---------- Provided material ----------

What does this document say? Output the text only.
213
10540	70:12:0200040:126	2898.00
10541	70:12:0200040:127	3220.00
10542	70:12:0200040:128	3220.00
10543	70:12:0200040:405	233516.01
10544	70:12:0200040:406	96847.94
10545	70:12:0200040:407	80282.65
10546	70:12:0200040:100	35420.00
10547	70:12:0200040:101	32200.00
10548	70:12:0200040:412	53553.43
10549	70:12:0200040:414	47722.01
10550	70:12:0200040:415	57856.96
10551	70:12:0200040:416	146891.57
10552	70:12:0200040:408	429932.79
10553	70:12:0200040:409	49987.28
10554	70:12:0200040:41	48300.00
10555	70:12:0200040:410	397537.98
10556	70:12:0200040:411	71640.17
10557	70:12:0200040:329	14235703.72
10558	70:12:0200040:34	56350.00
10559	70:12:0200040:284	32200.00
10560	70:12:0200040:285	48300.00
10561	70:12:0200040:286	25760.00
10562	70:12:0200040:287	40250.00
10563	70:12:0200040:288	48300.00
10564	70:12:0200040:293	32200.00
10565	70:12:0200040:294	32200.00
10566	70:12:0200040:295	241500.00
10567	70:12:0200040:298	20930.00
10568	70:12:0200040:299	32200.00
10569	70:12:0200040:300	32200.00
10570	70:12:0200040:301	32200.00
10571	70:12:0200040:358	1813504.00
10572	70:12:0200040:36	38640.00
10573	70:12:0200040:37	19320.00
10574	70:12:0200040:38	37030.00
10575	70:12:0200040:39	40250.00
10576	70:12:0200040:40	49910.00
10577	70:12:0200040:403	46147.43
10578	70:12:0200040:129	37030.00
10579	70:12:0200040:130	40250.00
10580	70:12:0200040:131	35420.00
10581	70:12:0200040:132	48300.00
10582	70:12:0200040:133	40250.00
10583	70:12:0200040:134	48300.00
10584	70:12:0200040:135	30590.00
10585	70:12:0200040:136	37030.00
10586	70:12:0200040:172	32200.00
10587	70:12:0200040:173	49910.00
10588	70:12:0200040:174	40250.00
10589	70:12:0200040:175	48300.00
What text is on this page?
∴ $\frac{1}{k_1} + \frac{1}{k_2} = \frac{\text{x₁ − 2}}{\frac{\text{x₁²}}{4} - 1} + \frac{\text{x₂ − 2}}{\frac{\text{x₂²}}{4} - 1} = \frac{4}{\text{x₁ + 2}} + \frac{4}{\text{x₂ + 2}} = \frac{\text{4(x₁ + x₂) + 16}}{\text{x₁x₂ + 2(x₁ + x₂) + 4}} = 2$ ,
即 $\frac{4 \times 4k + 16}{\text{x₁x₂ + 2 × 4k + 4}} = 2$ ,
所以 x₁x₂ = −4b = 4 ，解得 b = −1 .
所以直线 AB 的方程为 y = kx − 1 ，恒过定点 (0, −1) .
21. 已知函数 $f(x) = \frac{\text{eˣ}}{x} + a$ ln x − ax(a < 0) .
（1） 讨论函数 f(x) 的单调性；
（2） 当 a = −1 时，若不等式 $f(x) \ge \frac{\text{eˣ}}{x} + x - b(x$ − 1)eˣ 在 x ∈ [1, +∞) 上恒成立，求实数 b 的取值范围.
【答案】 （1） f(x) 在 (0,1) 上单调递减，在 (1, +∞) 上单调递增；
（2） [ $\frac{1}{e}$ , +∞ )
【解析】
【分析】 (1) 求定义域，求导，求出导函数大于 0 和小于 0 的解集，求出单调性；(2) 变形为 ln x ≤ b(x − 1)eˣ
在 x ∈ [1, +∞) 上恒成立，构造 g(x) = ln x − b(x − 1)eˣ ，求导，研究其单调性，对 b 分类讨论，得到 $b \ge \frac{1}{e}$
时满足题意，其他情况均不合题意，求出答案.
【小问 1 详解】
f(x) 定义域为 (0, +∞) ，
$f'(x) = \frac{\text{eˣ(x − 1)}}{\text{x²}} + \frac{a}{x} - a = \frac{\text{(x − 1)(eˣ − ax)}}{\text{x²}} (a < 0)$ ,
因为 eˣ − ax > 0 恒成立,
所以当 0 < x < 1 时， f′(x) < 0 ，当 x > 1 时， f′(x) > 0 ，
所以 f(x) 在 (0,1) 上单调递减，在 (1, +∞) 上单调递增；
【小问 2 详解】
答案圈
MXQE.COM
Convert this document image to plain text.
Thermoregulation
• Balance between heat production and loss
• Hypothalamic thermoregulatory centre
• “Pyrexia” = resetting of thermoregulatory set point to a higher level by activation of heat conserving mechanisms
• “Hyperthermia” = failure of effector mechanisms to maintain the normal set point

----------

Exercise prompt>
Reproduce every line above without error.

Worked solution>
What does this document say? Output the text only.
213
10540	70:12:0200040:126	2898.00
10541	70:12:0200040:127	3220.00
10542	70:12:0200040:128	3220.00
10543	70:12:0200040:405	233516.01
10544	70:12:0200040:406	96847.94
10545	70:12:0200040:407	80282.65
10546	70:12:0200040:100	35420.00
10547	70:12:0200040:101	32200.00
10548	70:12:0200040:412	53553.43
10549	70:12:0200040:414	47722.01
10550	70:12:0200040:415	57856.96
10551	70:12:0200040:416	146891.57
10552	70:12:0200040:408	429932.79
10553	70:12:0200040:409	49987.28
10554	70:12:0200040:41	48300.00
10555	70:12:0200040:410	397537.98
10556	70:12:0200040:411	71640.17
10557	70:12:0200040:329	14235703.72
10558	70:12:0200040:34	56350.00
10559	70:12:0200040:284	32200.00
10560	70:12:0200040:285	48300.00
10561	70:12:0200040:286	25760.00
10562	70:12:0200040:287	40250.00
10563	70:12:0200040:288	48300.00
10564	70:12:0200040:293	32200.00
10565	70:12:0200040:294	32200.00
10566	70:12:0200040:295	241500.00
10567	70:12:0200040:298	20930.00
10568	70:12:0200040:299	32200.00
10569	70:12:0200040:300	32200.00
10570	70:12:0200040:301	32200.00
10571	70:12:0200040:358	1813504.00
10572	70:12:0200040:36	38640.00
10573	70:12:0200040:37	19320.00
10574	70:12:0200040:38	37030.00
10575	70:12:0200040:39	40250.00
10576	70:12:0200040:40	49910.00
10577	70:12:0200040:403	46147.43
10578	70:12:0200040:129	37030.00
10579	70:12:0200040:130	40250.00
10580	70:12:0200040:131	35420.00
10581	70:12:0200040:132	48300.00
10582	70:12:0200040:133	40250.00
10583	70:12:0200040:134	48300.00
10584	70:12:0200040:135	30590.00
10585	70:12:0200040:136	37030.00
10586	70:12:0200040:172	32200.00
10587	70:12:0200040:173	49910.00
10588	70:12:0200040:174	40250.00
10589	70:12:0200040:175	48300.00
What text is on this page?
∴ $\frac{1}{k_1} + \frac{1}{k_2} = \frac{\text{x₁ − 2}}{\frac{\text{x₁²}}{4} - 1} + \frac{\text{x₂ − 2}}{\frac{\text{x₂²}}{4} - 1} = \frac{4}{\text{x₁ + 2}} + \frac{4}{\text{x₂ + 2}} = \frac{\text{4(x₁ + x₂) + 16}}{\text{x₁x₂ + 2(x₁ + x₂) + 4}} = 2$ ,
即 $\frac{4 \times 4k + 16}{\text{x₁x₂ + 2 × 4k + 4}} = 2$ ,
所以 x₁x₂ = −4b = 4 ，解得 b = −1 .
所以直线 AB 的方程为 y = kx − 1 ，恒过定点 (0, −1) .
21. 已知函数 $f(x) = \frac{\text{eˣ}}{x} + a$ ln x − ax(a < 0) .
（1） 讨论函数 f(x) 的单调性；
（2） 当 a = −1 时，若不等式 $f(x) \ge \frac{\text{eˣ}}{x} + x - b(x$ − 1)eˣ 在 x ∈ [1, +∞) 上恒成立，求实数 b 的取值范围.
【答案】 （1） f(x) 在 (0,1) 上单调递减，在 (1, +∞) 上单调递增；
（2） [ $\frac{1}{e}$ , +∞ )
【解析】
【分析】 (1) 求定义域，求导，求出导函数大于 0 和小于 0 的解集，求出单调性；(2) 变形为 ln x ≤ b(x − 1)eˣ
在 x ∈ [1, +∞) 上恒成立，构造 g(x) = ln x − b(x − 1)eˣ ，求导，研究其单调性，对 b 分类讨论，得到 $b \ge \frac{1}{e}$
时满足题意，其他情况均不合题意，求出答案.
【小问 1 详解】
f(x) 定义域为 (0, +∞) ，
$f'(x) = \frac{\text{eˣ(x − 1)}}{\text{x²}} + \frac{a}{x} - a = \frac{\text{(x − 1)(eˣ − ax)}}{\text{x²}} (a < 0)$ ,
因为 eˣ − ax > 0 恒成立,
所以当 0 < x < 1 时， f′(x) < 0 ，当 x > 1 时， f′(x) > 0 ，
所以 f(x) 在 (0,1) 上单调递减，在 (1, +∞) 上单调递增；
【小问 2 详解】
答案圈
MXQE.COM
Convert this document image to plain text.
Thermoregulation
• Balance between heat production and loss
• Hypothalamic thermoregulatory centre
• “Pyrexia” = resetting of thermoregulatory set point to a higher level by activation of heat conserving mechanisms
• “Hyperthermia” = failure of effector mechanisms to maintain the normal set point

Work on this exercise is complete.